▶ **STATED PROBLEM**:
Render the following material again verbatim, leaving nothing out.

[Rows from a dataset]

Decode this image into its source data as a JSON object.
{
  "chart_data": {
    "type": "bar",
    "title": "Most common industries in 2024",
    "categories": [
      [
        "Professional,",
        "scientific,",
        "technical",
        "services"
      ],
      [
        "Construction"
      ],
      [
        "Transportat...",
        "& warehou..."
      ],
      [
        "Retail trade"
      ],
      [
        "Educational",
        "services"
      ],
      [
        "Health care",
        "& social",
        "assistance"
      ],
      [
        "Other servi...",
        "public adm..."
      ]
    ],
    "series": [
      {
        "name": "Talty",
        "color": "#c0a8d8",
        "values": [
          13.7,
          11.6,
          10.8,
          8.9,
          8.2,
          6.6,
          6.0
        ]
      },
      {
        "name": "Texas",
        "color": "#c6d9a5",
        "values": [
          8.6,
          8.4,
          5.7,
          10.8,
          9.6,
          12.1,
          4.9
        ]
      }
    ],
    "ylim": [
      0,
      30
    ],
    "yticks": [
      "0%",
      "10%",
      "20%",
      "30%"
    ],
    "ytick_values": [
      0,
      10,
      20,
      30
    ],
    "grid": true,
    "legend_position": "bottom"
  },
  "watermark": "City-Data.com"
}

▶ **TASK SOLUTION**:
Decode this image into its source data as a JSON object.
{
  "chart_data": {
    "type": "bar",
    "title": "Most common industries in 2024",
    "categories": [
      [
        "Professional,",
        "scientific,",
        "technical",
        "services"
      ],
      [
        "Construction"
      ],
      [
        "Transportat...",
        "& warehou..."
      ],
      [
        "Retail trade"
      ],
      [
        "Educational",
        "services"
      ],
      [
        "Health care",
        "& social",
        "assistance"
      ],
      [
        "Other servi...",
        "public adm..."
      ]
    ],
    "series": [
      {
        "name": "Talty",
        "color": "#c0a8d8",
        "values": [
          13.7,
          11.6,
          10.8,
          8.9,
          8.2,
          6.6,
          6.0
        ]
      },
      {
        "name": "Texas",
        "color": "#c6d9a5",
        "values": [
          8.6,
          8.4,
          5.7,
          10.8,
          9.6,
          12.1,
          4.9
        ]
      }
    ],
    "ylim": [
      0,
      30
    ],
    "yticks": [
      "0%",
      "10%",
      "20%",
      "30%"
    ],
    "ytick_values": [
      0,
      10,
      20,
      30
    ],
    "grid": true,
    "legend_position": "bottom"
  },
  "watermark": "City-Data.com"
}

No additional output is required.